**WHAT IS REQUIRED:**
Select all lines with the string "initials" in them, and copy those lines.

════════════════════

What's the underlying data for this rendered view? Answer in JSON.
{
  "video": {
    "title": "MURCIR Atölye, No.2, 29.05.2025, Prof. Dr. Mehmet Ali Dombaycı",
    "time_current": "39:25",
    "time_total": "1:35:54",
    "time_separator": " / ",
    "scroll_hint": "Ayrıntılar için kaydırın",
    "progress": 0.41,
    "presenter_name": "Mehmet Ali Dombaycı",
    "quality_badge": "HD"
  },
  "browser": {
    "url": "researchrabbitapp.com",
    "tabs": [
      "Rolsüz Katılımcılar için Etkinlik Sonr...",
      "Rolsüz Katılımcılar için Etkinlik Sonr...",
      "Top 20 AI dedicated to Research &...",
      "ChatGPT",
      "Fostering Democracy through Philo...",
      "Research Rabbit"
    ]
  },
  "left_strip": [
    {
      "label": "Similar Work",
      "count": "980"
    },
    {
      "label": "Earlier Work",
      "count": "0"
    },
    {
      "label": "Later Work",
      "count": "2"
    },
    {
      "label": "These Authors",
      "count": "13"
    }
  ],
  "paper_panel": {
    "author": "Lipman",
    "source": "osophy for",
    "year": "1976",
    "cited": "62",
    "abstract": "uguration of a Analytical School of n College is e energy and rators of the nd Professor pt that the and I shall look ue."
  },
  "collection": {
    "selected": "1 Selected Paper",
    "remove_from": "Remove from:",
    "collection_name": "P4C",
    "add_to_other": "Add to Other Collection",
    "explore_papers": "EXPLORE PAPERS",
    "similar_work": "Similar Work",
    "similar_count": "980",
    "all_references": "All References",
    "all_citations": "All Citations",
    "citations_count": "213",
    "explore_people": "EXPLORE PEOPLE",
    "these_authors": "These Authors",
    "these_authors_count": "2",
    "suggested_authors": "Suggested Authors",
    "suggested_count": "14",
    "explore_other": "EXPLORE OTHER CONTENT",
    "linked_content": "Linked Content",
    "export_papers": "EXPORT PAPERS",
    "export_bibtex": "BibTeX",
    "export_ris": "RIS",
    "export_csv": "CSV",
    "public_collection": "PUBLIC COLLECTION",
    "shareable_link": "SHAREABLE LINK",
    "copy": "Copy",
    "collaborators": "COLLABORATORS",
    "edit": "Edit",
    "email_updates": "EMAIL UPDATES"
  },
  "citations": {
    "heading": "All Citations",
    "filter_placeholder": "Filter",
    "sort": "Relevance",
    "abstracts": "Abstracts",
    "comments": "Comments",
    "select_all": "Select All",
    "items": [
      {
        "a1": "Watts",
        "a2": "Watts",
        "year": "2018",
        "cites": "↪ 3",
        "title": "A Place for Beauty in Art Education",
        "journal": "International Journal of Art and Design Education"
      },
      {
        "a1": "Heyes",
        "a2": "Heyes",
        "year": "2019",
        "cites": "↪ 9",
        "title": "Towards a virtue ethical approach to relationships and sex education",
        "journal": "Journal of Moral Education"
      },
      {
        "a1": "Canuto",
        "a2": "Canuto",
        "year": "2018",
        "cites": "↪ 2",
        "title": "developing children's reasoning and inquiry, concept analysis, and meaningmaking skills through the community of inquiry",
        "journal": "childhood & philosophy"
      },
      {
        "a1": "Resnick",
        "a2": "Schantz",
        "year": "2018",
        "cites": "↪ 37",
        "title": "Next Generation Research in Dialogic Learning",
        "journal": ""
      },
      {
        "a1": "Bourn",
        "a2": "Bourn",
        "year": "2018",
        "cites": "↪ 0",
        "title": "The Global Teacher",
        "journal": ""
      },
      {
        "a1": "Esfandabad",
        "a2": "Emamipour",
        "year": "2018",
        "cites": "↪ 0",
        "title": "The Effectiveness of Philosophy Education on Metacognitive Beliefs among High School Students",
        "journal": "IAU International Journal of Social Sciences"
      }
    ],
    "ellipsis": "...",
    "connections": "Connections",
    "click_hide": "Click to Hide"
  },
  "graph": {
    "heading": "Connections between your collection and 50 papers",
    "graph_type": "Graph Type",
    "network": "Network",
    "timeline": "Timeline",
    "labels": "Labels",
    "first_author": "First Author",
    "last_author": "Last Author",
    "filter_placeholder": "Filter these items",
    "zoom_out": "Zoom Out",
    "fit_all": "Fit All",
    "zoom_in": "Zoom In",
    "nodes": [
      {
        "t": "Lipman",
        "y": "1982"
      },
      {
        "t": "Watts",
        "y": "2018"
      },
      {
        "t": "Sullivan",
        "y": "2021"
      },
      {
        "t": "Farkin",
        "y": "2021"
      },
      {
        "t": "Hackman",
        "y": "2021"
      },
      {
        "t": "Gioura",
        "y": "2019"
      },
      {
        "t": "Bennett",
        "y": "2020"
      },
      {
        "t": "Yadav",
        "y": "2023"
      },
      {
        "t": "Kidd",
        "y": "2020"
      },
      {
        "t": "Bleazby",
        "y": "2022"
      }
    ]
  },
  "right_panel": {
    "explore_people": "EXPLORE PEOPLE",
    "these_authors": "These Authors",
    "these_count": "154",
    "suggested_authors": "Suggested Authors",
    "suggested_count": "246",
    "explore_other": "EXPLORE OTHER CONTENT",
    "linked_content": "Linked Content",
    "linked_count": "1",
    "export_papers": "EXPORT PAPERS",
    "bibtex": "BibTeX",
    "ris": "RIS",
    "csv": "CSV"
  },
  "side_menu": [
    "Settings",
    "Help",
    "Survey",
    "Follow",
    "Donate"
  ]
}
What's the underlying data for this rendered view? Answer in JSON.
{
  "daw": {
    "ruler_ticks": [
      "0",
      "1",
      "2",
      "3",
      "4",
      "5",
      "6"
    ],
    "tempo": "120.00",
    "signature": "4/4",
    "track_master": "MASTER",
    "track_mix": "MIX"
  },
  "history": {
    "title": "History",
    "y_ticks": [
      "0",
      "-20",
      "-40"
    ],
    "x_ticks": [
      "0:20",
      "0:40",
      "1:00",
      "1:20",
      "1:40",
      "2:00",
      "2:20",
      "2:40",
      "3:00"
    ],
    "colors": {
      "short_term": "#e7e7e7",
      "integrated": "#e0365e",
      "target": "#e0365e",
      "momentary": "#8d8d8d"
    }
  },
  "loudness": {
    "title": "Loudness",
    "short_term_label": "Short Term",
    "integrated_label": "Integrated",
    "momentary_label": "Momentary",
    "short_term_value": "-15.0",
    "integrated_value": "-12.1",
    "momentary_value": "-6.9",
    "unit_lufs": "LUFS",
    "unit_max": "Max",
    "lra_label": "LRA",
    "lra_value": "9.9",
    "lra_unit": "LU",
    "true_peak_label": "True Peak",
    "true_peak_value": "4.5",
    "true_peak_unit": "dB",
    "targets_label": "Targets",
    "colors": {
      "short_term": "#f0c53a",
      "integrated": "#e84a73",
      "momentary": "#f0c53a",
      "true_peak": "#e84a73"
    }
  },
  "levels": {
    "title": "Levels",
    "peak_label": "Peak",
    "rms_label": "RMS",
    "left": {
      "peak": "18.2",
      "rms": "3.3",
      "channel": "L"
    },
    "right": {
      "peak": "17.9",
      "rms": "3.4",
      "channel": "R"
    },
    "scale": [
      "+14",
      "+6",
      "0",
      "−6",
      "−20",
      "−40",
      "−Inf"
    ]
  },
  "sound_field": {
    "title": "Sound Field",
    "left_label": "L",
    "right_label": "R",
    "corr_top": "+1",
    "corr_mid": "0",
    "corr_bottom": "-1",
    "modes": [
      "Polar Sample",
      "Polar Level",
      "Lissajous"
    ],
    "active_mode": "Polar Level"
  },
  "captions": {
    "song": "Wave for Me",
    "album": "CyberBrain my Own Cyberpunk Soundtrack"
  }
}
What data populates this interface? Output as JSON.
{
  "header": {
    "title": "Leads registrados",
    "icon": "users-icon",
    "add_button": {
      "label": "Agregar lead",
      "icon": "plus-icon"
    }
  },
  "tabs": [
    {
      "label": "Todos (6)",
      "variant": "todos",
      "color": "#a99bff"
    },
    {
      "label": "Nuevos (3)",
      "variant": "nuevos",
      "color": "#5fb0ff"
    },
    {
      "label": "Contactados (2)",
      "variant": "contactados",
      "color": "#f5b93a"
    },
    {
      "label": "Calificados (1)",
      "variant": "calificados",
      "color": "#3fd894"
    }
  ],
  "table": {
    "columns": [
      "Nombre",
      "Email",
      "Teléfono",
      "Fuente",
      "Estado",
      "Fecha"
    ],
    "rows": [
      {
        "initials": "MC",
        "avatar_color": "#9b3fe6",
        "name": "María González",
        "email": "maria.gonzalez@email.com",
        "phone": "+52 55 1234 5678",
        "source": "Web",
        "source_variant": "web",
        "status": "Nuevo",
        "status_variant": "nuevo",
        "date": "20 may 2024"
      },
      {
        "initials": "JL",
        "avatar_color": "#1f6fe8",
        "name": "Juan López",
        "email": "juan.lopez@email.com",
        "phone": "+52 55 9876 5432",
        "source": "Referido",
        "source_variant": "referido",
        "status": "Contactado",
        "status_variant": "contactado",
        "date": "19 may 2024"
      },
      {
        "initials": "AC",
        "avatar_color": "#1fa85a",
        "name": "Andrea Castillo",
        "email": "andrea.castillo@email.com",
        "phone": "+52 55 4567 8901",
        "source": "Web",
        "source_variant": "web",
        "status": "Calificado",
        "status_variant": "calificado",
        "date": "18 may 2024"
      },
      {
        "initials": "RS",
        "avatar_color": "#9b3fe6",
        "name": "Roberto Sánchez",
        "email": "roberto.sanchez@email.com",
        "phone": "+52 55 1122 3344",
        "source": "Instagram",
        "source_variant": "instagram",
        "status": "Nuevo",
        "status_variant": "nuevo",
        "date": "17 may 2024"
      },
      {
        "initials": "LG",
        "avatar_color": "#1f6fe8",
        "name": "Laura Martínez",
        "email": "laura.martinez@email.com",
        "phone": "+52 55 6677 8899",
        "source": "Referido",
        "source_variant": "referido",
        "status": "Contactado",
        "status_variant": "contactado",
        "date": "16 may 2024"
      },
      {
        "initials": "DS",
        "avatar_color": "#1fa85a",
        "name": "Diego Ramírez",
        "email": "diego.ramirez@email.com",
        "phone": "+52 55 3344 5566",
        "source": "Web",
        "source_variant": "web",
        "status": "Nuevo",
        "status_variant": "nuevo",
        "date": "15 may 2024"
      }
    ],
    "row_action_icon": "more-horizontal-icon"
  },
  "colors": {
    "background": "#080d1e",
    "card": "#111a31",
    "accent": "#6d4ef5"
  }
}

════════════════════

**ANSWER FOR THIS EXERCISE:**
        "initials": "MC",
        "initials": "JL",
        "initials": "AC",
        "initials": "RS",
        "initials": "LG",
        "initials": "DS",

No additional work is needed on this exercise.